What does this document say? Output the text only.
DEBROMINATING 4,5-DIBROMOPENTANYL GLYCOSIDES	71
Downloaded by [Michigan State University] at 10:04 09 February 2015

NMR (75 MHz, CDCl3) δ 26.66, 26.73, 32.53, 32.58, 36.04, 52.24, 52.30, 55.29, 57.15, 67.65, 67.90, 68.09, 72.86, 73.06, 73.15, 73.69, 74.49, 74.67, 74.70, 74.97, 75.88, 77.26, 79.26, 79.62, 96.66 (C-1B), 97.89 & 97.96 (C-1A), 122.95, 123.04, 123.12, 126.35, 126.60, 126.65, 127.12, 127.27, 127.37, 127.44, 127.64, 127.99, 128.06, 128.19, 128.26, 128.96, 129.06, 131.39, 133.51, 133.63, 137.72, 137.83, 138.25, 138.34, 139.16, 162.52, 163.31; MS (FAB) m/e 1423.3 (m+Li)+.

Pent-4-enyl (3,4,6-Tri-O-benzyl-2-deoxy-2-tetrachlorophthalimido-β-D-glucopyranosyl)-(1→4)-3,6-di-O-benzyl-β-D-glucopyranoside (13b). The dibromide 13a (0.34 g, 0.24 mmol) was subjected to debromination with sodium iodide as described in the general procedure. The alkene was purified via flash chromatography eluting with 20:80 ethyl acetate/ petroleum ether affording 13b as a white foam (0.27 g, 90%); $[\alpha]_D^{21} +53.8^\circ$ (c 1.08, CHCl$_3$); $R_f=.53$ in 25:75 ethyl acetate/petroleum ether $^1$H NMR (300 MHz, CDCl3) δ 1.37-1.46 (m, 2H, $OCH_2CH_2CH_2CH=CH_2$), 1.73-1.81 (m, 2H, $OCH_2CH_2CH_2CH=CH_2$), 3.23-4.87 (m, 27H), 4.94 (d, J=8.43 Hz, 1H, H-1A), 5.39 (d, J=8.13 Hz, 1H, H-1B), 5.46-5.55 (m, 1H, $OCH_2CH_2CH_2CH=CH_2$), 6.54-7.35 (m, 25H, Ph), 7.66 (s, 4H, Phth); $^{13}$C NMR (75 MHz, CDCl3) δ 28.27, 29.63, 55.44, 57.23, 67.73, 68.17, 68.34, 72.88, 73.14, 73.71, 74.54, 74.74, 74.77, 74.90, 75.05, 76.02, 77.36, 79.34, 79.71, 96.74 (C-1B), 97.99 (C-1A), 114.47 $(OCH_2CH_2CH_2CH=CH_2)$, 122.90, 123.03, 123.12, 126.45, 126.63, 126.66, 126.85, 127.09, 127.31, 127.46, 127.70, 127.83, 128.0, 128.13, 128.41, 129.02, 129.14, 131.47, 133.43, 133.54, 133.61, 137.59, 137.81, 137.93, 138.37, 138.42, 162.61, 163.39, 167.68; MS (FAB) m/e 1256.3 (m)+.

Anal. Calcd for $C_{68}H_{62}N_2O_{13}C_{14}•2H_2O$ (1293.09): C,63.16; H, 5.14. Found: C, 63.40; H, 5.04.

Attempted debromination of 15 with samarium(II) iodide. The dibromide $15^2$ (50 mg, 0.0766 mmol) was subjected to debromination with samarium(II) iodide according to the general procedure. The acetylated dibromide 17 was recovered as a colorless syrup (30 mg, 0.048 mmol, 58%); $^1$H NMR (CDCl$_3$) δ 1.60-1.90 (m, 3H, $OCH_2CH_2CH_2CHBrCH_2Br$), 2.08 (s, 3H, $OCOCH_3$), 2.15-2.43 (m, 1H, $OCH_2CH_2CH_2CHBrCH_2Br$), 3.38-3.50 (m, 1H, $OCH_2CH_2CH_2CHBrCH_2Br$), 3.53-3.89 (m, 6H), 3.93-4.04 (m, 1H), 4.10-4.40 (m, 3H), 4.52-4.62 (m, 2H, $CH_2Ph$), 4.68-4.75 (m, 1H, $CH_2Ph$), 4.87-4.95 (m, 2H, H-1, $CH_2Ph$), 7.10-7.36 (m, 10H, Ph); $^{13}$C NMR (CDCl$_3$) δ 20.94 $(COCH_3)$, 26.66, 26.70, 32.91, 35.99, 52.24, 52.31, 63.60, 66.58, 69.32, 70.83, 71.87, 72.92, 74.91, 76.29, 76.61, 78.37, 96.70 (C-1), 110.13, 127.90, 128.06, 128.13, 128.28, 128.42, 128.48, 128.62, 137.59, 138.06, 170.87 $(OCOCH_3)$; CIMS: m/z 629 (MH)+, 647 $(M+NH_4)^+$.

Work required:
Output the listing above without altering a single character.

Written answer:
What does this document say? Output the text only.
DEBROMINATING 4,5-DIBROMOPENTANYL GLYCOSIDES	71
Downloaded by [Michigan State University] at 10:04 09 February 2015

NMR (75 MHz, CDCl3) δ 26.66, 26.73, 32.53, 32.58, 36.04, 52.24, 52.30, 55.29, 57.15, 67.65, 67.90, 68.09, 72.86, 73.06, 73.15, 73.69, 74.49, 74.67, 74.70, 74.97, 75.88, 77.26, 79.26, 79.62, 96.66 (C-1B), 97.89 & 97.96 (C-1A), 122.95, 123.04, 123.12, 126.35, 126.60, 126.65, 127.12, 127.27, 127.37, 127.44, 127.64, 127.99, 128.06, 128.19, 128.26, 128.96, 129.06, 131.39, 133.51, 133.63, 137.72, 137.83, 138.25, 138.34, 139.16, 162.52, 163.31; MS (FAB) m/e 1423.3 (m+Li)+.

Pent-4-enyl (3,4,6-Tri-O-benzyl-2-deoxy-2-tetrachlorophthalimido-β-D-glucopyranosyl)-(1→4)-3,6-di-O-benzyl-β-D-glucopyranoside (13b). The dibromide 13a (0.34 g, 0.24 mmol) was subjected to debromination with sodium iodide as described in the general procedure. The alkene was purified via flash chromatography eluting with 20:80 ethyl acetate/ petroleum ether affording 13b as a white foam (0.27 g, 90%); $[\alpha]_D^{21} +53.8^\circ$ (c 1.08, CHCl$_3$); $R_f=.53$ in 25:75 ethyl acetate/petroleum ether $^1$H NMR (300 MHz, CDCl3) δ 1.37-1.46 (m, 2H, $OCH_2CH_2CH_2CH=CH_2$), 1.73-1.81 (m, 2H, $OCH_2CH_2CH_2CH=CH_2$), 3.23-4.87 (m, 27H), 4.94 (d, J=8.43 Hz, 1H, H-1A), 5.39 (d, J=8.13 Hz, 1H, H-1B), 5.46-5.55 (m, 1H, $OCH_2CH_2CH_2CH=CH_2$), 6.54-7.35 (m, 25H, Ph), 7.66 (s, 4H, Phth); $^{13}$C NMR (75 MHz, CDCl3) δ 28.27, 29.63, 55.44, 57.23, 67.73, 68.17, 68.34, 72.88, 73.14, 73.71, 74.54, 74.74, 74.77, 74.90, 75.05, 76.02, 77.36, 79.34, 79.71, 96.74 (C-1B), 97.99 (C-1A), 114.47 $(OCH_2CH_2CH_2CH=CH_2)$, 122.90, 123.03, 123.12, 126.45, 126.63, 126.66, 126.85, 127.09, 127.31, 127.46, 127.70, 127.83, 128.0, 128.13, 128.41, 129.02, 129.14, 131.47, 133.43, 133.54, 133.61, 137.59, 137.81, 137.93, 138.37, 138.42, 162.61, 163.39, 167.68; MS (FAB) m/e 1256.3 (m)+.

Anal. Calcd for $C_{68}H_{62}N_2O_{13}C_{14}•2H_2O$ (1293.09): C,63.16; H, 5.14. Found: C, 63.40; H, 5.04.

Attempted debromination of 15 with samarium(II) iodide. The dibromide $15^2$ (50 mg, 0.0766 mmol) was subjected to debromination with samarium(II) iodide according to the general procedure. The acetylated dibromide 17 was recovered as a colorless syrup (30 mg, 0.048 mmol, 58%); $^1$H NMR (CDCl$_3$) δ 1.60-1.90 (m, 3H, $OCH_2CH_2CH_2CHBrCH_2Br$), 2.08 (s, 3H, $OCOCH_3$), 2.15-2.43 (m, 1H, $OCH_2CH_2CH_2CHBrCH_2Br$), 3.38-3.50 (m, 1H, $OCH_2CH_2CH_2CHBrCH_2Br$), 3.53-3.89 (m, 6H), 3.93-4.04 (m, 1H), 4.10-4.40 (m, 3H), 4.52-4.62 (m, 2H, $CH_2Ph$), 4.68-4.75 (m, 1H, $CH_2Ph$), 4.87-4.95 (m, 2H, H-1, $CH_2Ph$), 7.10-7.36 (m, 10H, Ph); $^{13}$C NMR (CDCl$_3$) δ 20.94 $(COCH_3)$, 26.66, 26.70, 32.91, 35.99, 52.24, 52.31, 63.60, 66.58, 69.32, 70.83, 71.87, 72.92, 74.91, 76.29, 76.61, 78.37, 96.70 (C-1), 110.13, 127.90, 128.06, 128.13, 128.28, 128.42, 128.48, 128.62, 137.59, 138.06, 170.87 $(OCOCH_3)$; CIMS: m/z 629 (MH)+, 647 $(M+NH_4)^+$.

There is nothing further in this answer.